Render every line of the records below as a Markdown table with the columns No. and Text, numbering each line in order and omitting blank lines. Leave the pictures out of the table.

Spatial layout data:

########################################

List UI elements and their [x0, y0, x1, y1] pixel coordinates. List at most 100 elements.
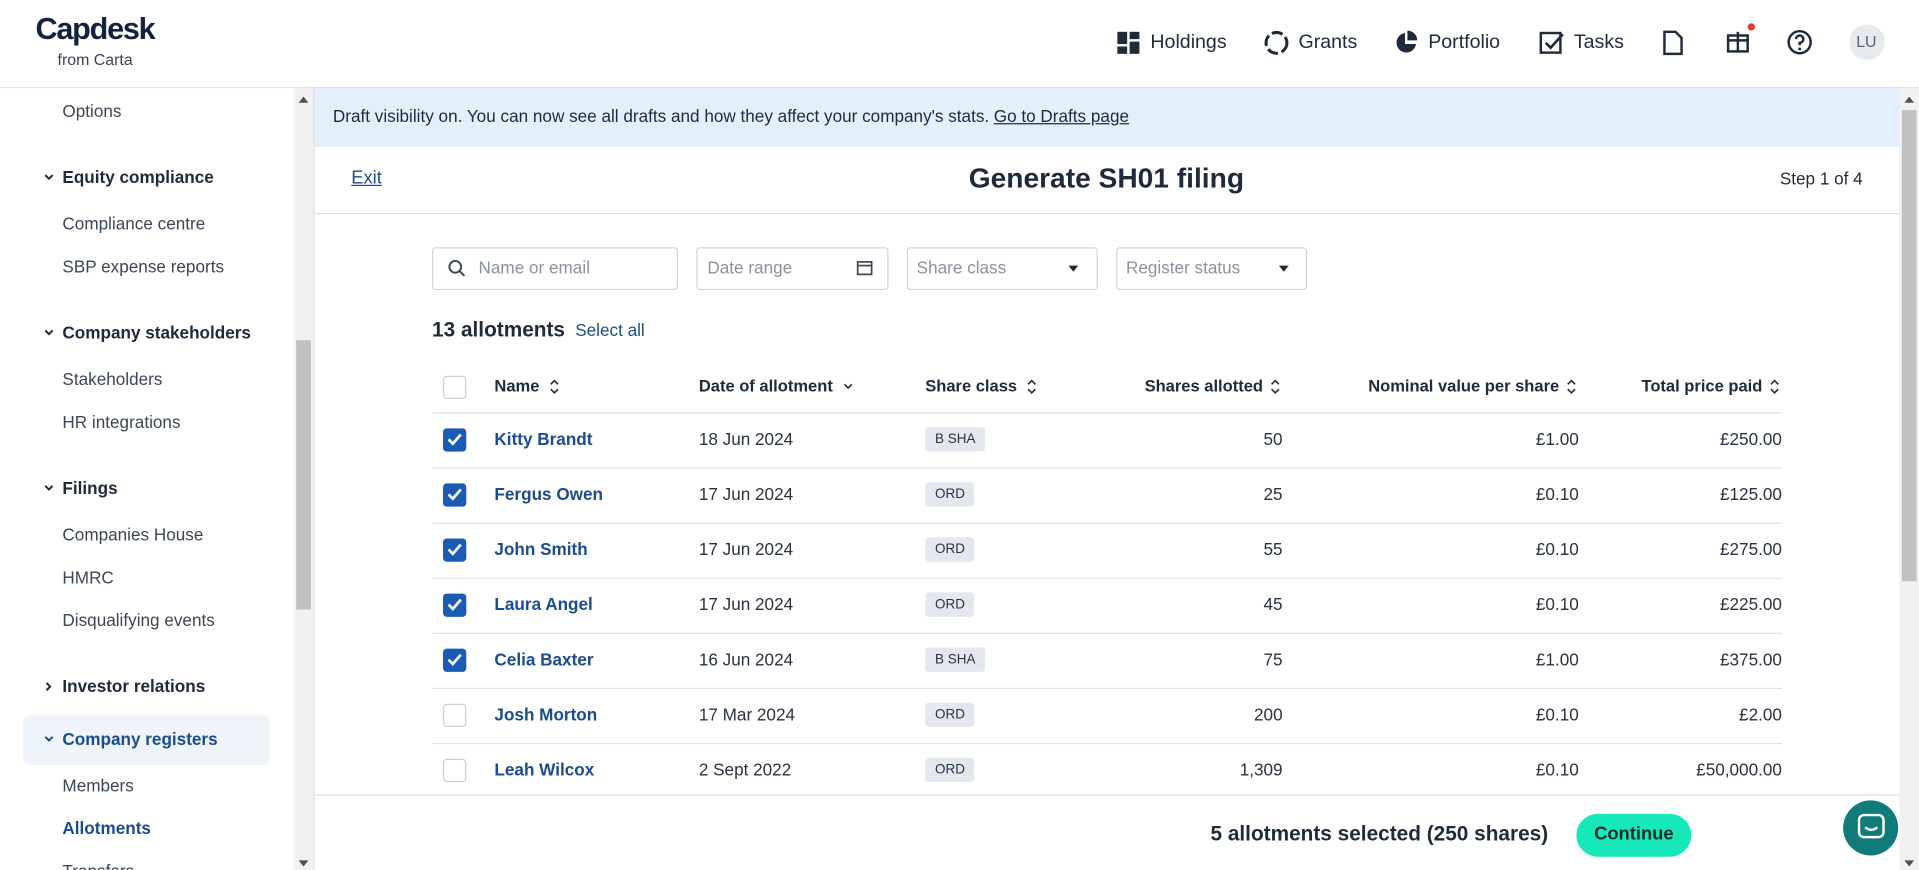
- nav-link[interactable]: Grants: [1298, 32, 1358, 54]
- scroll-down[interactable]: [297, 859, 309, 869]
- row-checkbox[interactable]: [443, 703, 467, 727]
- column-header[interactable]: Total price paid: [1641, 376, 1763, 396]
- chevron: [44, 329, 54, 336]
- register-status-placeholder: Register status: [1125, 257, 1241, 278]
- table-cell: £375.00: [1719, 649, 1782, 669]
- sidebar-link[interactable]: Stakeholders: [62, 369, 163, 389]
- sort-icon: [1271, 379, 1280, 394]
- row-border: [432, 467, 1782, 469]
- chevron: [45, 682, 52, 691]
- table-cell: 17 Jun 2024: [698, 484, 794, 504]
- share-class-badge: ORD: [925, 482, 975, 507]
- table-cell: 75: [1263, 649, 1283, 669]
- check-icon: [447, 653, 462, 666]
- selection-summary: 5 allotments selected (250 shares): [1210, 822, 1549, 846]
- share-class-badge: B SHA: [925, 427, 986, 452]
- avatar-button[interactable]: [1849, 24, 1885, 60]
- column-header[interactable]: Nominal value per share: [1368, 376, 1560, 396]
- search-placeholder: Name or email: [478, 257, 590, 278]
- table-cell: 45: [1263, 594, 1283, 614]
- table-cell: 18 Jun 2024: [698, 429, 794, 449]
- table-cell: £1.00: [1535, 649, 1579, 669]
- row-checkbox[interactable]: [443, 758, 467, 783]
- share-class-select[interactable]: [906, 247, 1098, 291]
- nav-link[interactable]: Portfolio: [1428, 32, 1501, 54]
- check-icon: [447, 433, 462, 446]
- sidebar-section[interactable]: Filings: [62, 478, 118, 498]
- main-scroll-up[interactable]: [1903, 95, 1915, 105]
- sidebar-link[interactable]: Options: [62, 101, 122, 121]
- register-status-select[interactable]: [1116, 247, 1308, 291]
- sort-icon: [550, 379, 559, 394]
- sidebar-link[interactable]: HMRC: [62, 567, 114, 587]
- sidebar-link[interactable]: HR integrations: [62, 411, 181, 432]
- table-cell: £0.10: [1535, 759, 1579, 780]
- logo-sub: from Carta: [57, 50, 133, 69]
- row-checkbox[interactable]: [443, 375, 467, 399]
- table-cell: 17 Jun 2024: [698, 539, 794, 559]
- sidebar-section[interactable]: Company stakeholders: [62, 322, 251, 343]
- sidebar-link[interactable]: Compliance centre: [62, 213, 206, 234]
- stakeholder-link[interactable]: Laura Angel: [494, 594, 593, 614]
- banner-link[interactable]: Go to Drafts page: [993, 105, 1130, 126]
- sidebar-section[interactable]: Investor relations: [62, 676, 206, 696]
- search-input[interactable]: [432, 247, 679, 291]
- stakeholder-link[interactable]: Celia Baxter: [494, 649, 594, 669]
- continue-button[interactable]: [1576, 813, 1692, 857]
- sidebar-section[interactable]: Equity compliance: [62, 167, 214, 187]
- sidebar-link[interactable]: Disqualifying events: [62, 610, 215, 630]
- logo[interactable]: Capdesk: [35, 12, 155, 47]
- portfolio-icon: [1396, 30, 1418, 53]
- scroll-up[interactable]: [297, 95, 309, 105]
- main-scroll-down[interactable]: [1903, 859, 1915, 869]
- gifts-button[interactable]: [1726, 23, 1756, 53]
- column-header[interactable]: Share class: [925, 376, 1018, 396]
- check-icon: [447, 598, 462, 611]
- sort-icon: [843, 383, 853, 390]
- table-header-border: [432, 412, 1782, 414]
- main-scroll-thumb[interactable]: [1901, 110, 1917, 582]
- chevron: [44, 174, 54, 181]
- stakeholder-link[interactable]: Kitty Brandt: [494, 429, 593, 449]
- sidebar-link[interactable]: Members: [62, 775, 134, 796]
- documents-button[interactable]: [1663, 30, 1683, 56]
- row-border: [432, 577, 1782, 579]
- nav-link[interactable]: Holdings: [1150, 32, 1227, 54]
- date-range-input[interactable]: [696, 247, 889, 291]
- table-cell: 200: [1254, 704, 1283, 725]
- table-cell: £0.10: [1535, 539, 1579, 559]
- stakeholder-link[interactable]: John Smith: [494, 539, 588, 559]
- row-border: [432, 632, 1782, 634]
- dropdown-caret: [1068, 265, 1079, 272]
- sidebar-link[interactable]: Companies House: [62, 524, 204, 545]
- nav-link[interactable]: Tasks: [1573, 32, 1624, 54]
- table-cell: £250.00: [1719, 429, 1782, 449]
- stakeholder-link[interactable]: Fergus Owen: [494, 484, 603, 504]
- stakeholder-link[interactable]: Josh Morton: [494, 704, 598, 725]
- exit-link[interactable]: Exit: [351, 167, 382, 189]
- sort-icon: [1770, 379, 1779, 394]
- chat-button[interactable]: [1843, 800, 1899, 856]
- select-all-link[interactable]: Select all: [575, 320, 645, 340]
- share-class-badge: ORD: [925, 757, 975, 783]
- column-header[interactable]: Name: [494, 376, 540, 396]
- row-border: [432, 522, 1782, 524]
- sidebar-link[interactable]: Allotments: [62, 818, 151, 838]
- column-header[interactable]: Date of allotment: [698, 376, 833, 396]
- sidebar-section[interactable]: Company registers: [62, 728, 218, 749]
- stakeholder-link[interactable]: Leah Wilcox: [494, 759, 595, 780]
- sidebar-scroll-thumb[interactable]: [296, 340, 311, 610]
- table-cell: 2 Sept 2022: [698, 759, 792, 780]
- continue-label: Continue: [1594, 823, 1674, 845]
- sidebar-active-section: [23, 714, 270, 765]
- avatar-initials: LU: [1856, 32, 1877, 51]
- help-button[interactable]: [1787, 29, 1813, 55]
- sidebar-link[interactable]: SBP expense reports: [62, 256, 225, 277]
- column-header[interactable]: Shares allotted: [1144, 376, 1264, 396]
- sidebar-link[interactable]: Transfers: [62, 861, 134, 870]
- table-cell: 50: [1263, 429, 1283, 449]
- table-cell: £225.00: [1719, 594, 1782, 614]
- search-icon: [448, 259, 466, 277]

########################################

Exercise solution:
| No. | Text |
|---|---|
| 1 | List UI elements and their [x0, y0, x1, y1] pixel coordinates. List at most 100 elements. |
| 2 | - nav-link[interactable]: Grants: [1298, 32, 1358, 54] |
| 3 | - scroll-down[interactable]: [297, 859, 309, 869] |
| 4 | - row-checkbox[interactable]: [443, 703, 467, 727] |
| 5 | - column-header[interactable]: Total price paid: [1641, 376, 1763, 396] |
| 6 | - chevron: [44, 329, 54, 336] |
| 7 | - register-status-placeholder: Register status: [1125, 257, 1241, 278] |
| 8 | - table-cell: £375.00: [1719, 649, 1782, 669] |
| 9 | - sidebar-link[interactable]: Stakeholders: [62, 369, 163, 389] |
| 10 | - sort-icon: [1271, 379, 1280, 394] |
| 11 | - row-border: [432, 467, 1782, 469] |
| 12 | - chevron: [45, 682, 52, 691] |
| 13 | - table-cell: 17 Jun 2024: [698, 484, 794, 504] |
| 14 | - share-class-badge: ORD: [925, 482, 975, 507] |
| 15 | - table-cell: 75: [1263, 649, 1283, 669] |
| 16 | - check-icon: [447, 653, 462, 666] |
| 17 | - selection-summary: 5 allotments selected (250 shares): [1210, 822, 1549, 846] |
| 18 | - share-class-badge: B SHA: [925, 427, 986, 452] |
| 19 | - avatar-button[interactable]: [1849, 24, 1885, 60] |
| 20 | - column-header[interactable]: Nominal value per share: [1368, 376, 1560, 396] |
| 21 | - search-placeholder: Name or email: [478, 257, 590, 278] |
| 22 | - table-cell: 45: [1263, 594, 1283, 614] |
| 23 | - table-cell: 18 Jun 2024: [698, 429, 794, 449] |
| 24 | - table-cell: £1.00: [1535, 649, 1579, 669] |
| 25 | - row-checkbox[interactable]: [443, 758, 467, 783] |
| 26 | - share-class-select[interactable]: [906, 247, 1098, 291] |
| 27 | - nav-link[interactable]: Portfolio: [1428, 32, 1501, 54] |
| 28 | - check-icon: [447, 433, 462, 446] |
| 29 | - sidebar-section[interactable]: Filings: [62, 478, 118, 498] |
| 30 | - main-scroll-up[interactable]: [1903, 95, 1915, 105] |
| 31 | - sidebar-link[interactable]: Options: [62, 101, 122, 121] |
| 32 | - register-status-select[interactable]: [1116, 247, 1308, 291] |
| 33 | - sort-icon: [550, 379, 559, 394] |
| 34 | - sidebar-link[interactable]: HMRC: [62, 567, 114, 587] |
| 35 | - sidebar-link[interactable]: HR integrations: [62, 411, 181, 432] |
| 36 | - table-cell: £0.10: [1535, 759, 1579, 780] |
| 37 | - logo-sub: from Carta: [57, 50, 133, 69] |
| 38 | - row-checkbox[interactable]: [443, 375, 467, 399] |
| 39 | - table-cell: 17 Jun 2024: [698, 539, 794, 559] |
| 40 | - sidebar-section[interactable]: Company stakeholders: [62, 322, 251, 343] |
| 41 | - sidebar-link[interactable]: Compliance centre: [62, 213, 206, 234] |
| 42 | - stakeholder-link[interactable]: Laura Angel: [494, 594, 593, 614] |
| 43 | - banner-link[interactable]: Go to Drafts page: [993, 105, 1130, 126] |
| 44 | - sidebar-section[interactable]: Investor relations: [62, 676, 206, 696] |
| 45 | - search-input[interactable]: [432, 247, 679, 291] |
| 46 | - stakeholder-link[interactable]: Celia Baxter: [494, 649, 594, 669] |
| 47 | - continue-button[interactable]: [1576, 813, 1692, 857] |
| 48 | - sidebar-section[interactable]: Equity compliance: [62, 167, 214, 187] |
| 49 | - sidebar-link[interactable]: Disqualifying events: [62, 610, 215, 630] |
| 50 | - logo[interactable]: Capdesk: [35, 12, 155, 47] |
| 51 | - portfolio-icon: [1396, 30, 1418, 53] |
| 52 | - scroll-up[interactable]: [297, 95, 309, 105] |
| 53 | - main-scroll-down[interactable]: [1903, 859, 1915, 869] |
| 54 | - gifts-button[interactable]: [1726, 23, 1756, 53] |
| 55 | - column-header[interactable]: Share class: [925, 376, 1018, 396] |
| 56 | - check-icon: [447, 598, 462, 611] |
| 57 | - sort-icon: [843, 383, 853, 390] |
| 58 | - table-header-border: [432, 412, 1782, 414] |
| 59 | - main-scroll-thumb[interactable]: [1901, 110, 1917, 582] |
| 60 | - chevron: [44, 174, 54, 181] |
| 61 | - stakeholder-link[interactable]: Kitty Brandt: [494, 429, 593, 449] |
| 62 | - sidebar-link[interactable]: Members: [62, 775, 134, 796] |
| 63 | - documents-button[interactable]: [1663, 30, 1683, 56] |
| 64 | - row-border: [432, 577, 1782, 579] |
| 65 | - nav-link[interactable]: Holdings: [1150, 32, 1227, 54] |
| 66 | - date-range-input[interactable]: [696, 247, 889, 291] |
| 67 | - table-cell: 200: [1254, 704, 1283, 725] |
| 68 | - table-cell: £0.10: [1535, 539, 1579, 559] |
| 69 | - stakeholder-link[interactable]: John Smith: [494, 539, 588, 559] |
| 70 | - row-border: [432, 632, 1782, 634] |
| 71 | - dropdown-caret: [1068, 265, 1079, 272] |
| 72 | - sidebar-link[interactable]: Companies House: [62, 524, 204, 545] |
| 73 | - nav-link[interactable]: Tasks: [1573, 32, 1624, 54] |
| 74 | - table-cell: £250.00: [1719, 429, 1782, 449] |
| 75 | - stakeholder-link[interactable]: Fergus Owen: [494, 484, 603, 504] |
| 76 | - stakeholder-link[interactable]: Josh Morton: [494, 704, 598, 725] |
| 77 | - exit-link[interactable]: Exit: [351, 167, 382, 189] |
| 78 | - sort-icon: [1770, 379, 1779, 394] |
| 79 | - chat-button[interactable]: [1843, 800, 1899, 856] |
| 80 | - select-all-link[interactable]: Select all: [575, 320, 645, 340] |
| 81 | - share-class-badge: ORD: [925, 757, 975, 783] |
| 82 | - column-header[interactable]: Name: [494, 376, 540, 396] |
| 83 | - row-border: [432, 522, 1782, 524] |
| 84 | - sidebar-link[interactable]: Allotments: [62, 818, 151, 838] |
| 85 | - column-header[interactable]: Date of allotment: [698, 376, 833, 396] |
| 86 | - sidebar-section[interactable]: Company registers: [62, 728, 218, 749] |
| 87 | - stakeholder-link[interactable]: Leah Wilcox: [494, 759, 595, 780] |
| 88 | - sidebar-scroll-thumb[interactable]: [296, 340, 311, 610] |
| 89 | - table-cell: 2 Sept 2022: [698, 759, 792, 780] |
| 90 | - continue-label: Continue: [1594, 823, 1674, 845] |
| 91 | - sidebar-active-section: [23, 714, 270, 765] |
| 92 | - avatar-initials: LU: [1856, 32, 1877, 51] |
| 93 | - help-button[interactable]: [1787, 29, 1813, 55] |
| 94 | - sidebar-link[interactable]: SBP expense reports: [62, 256, 225, 277] |
| 95 | - column-header[interactable]: Shares allotted: [1144, 376, 1264, 396] |
| 96 | - sidebar-link[interactable]: Transfers: [62, 861, 134, 870] |
| 97 | - table-cell: 50: [1263, 429, 1283, 449] |
| 98 | - table-cell: £225.00: [1719, 594, 1782, 614] |
| 99 | - search-icon: [448, 259, 466, 277] |